- [GIVEN INSTRUCTION]: Return the lines where the word "mins" occurs.

- [RECORDED DATA]:
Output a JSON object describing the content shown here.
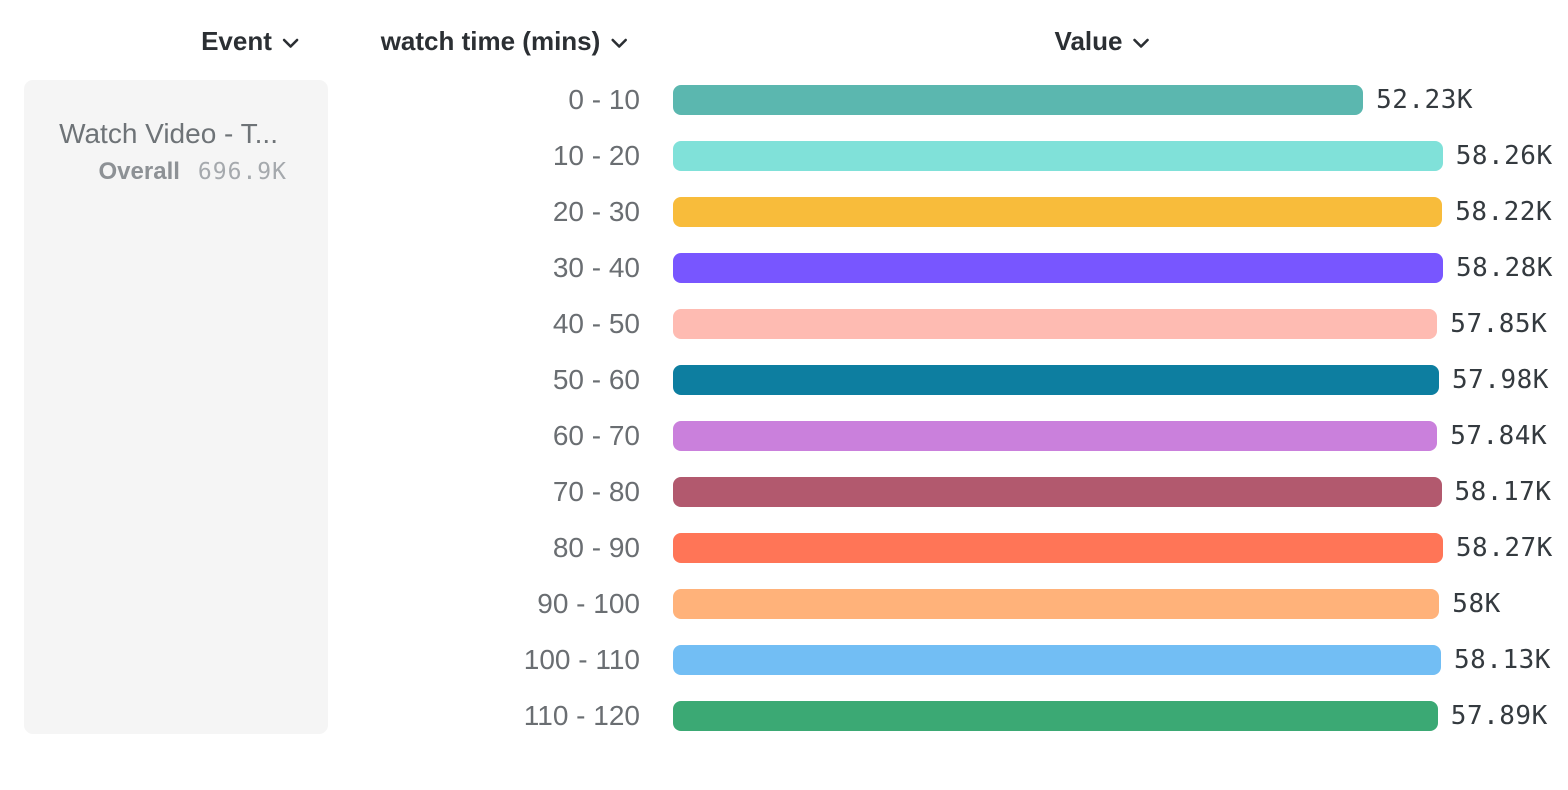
{
  "header": {
    "columns": [
      {
        "label": "Event"
      },
      {
        "label": "watch time (mins)"
      },
      {
        "label": "Value"
      }
    ]
  },
  "event_card": {
    "name": "Watch Video - T...",
    "overall_label": "Overall",
    "overall_value": "696.9K"
  },
  "chart_data": {
    "type": "bar",
    "orientation": "horizontal",
    "title": "",
    "xlabel": "Value",
    "ylabel": "watch time (mins)",
    "categories": [
      "0 - 10",
      "10 - 20",
      "20 - 30",
      "30 - 40",
      "40 - 50",
      "50 - 60",
      "60 - 70",
      "70 - 80",
      "80 - 90",
      "90 - 100",
      "100 - 110",
      "110 - 120"
    ],
    "values": [
      52230,
      58260,
      58220,
      58280,
      57850,
      57980,
      57840,
      58170,
      58270,
      58000,
      58130,
      57890
    ],
    "value_labels": [
      "52.23K",
      "58.26K",
      "58.22K",
      "58.28K",
      "57.85K",
      "57.98K",
      "57.84K",
      "58.17K",
      "58.27K",
      "58K",
      "58.13K",
      "57.89K"
    ],
    "bar_colors": [
      "#5bb7af",
      "#80e1d9",
      "#f8bc3b",
      "#7856ff",
      "#febbb2",
      "#0d7ea0",
      "#ca80dc",
      "#b2596e",
      "#ff7557",
      "#ffb27a",
      "#72bef4",
      "#3ba974"
    ],
    "axis_max": 58280,
    "overall_total": 696900,
    "grid": false,
    "legend": false
  },
  "icons": {
    "chevron_down": "chevron-down"
  }
}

- [REPLY]:
        "label": "watch time (mins)"
    "ylabel": "watch time (mins)",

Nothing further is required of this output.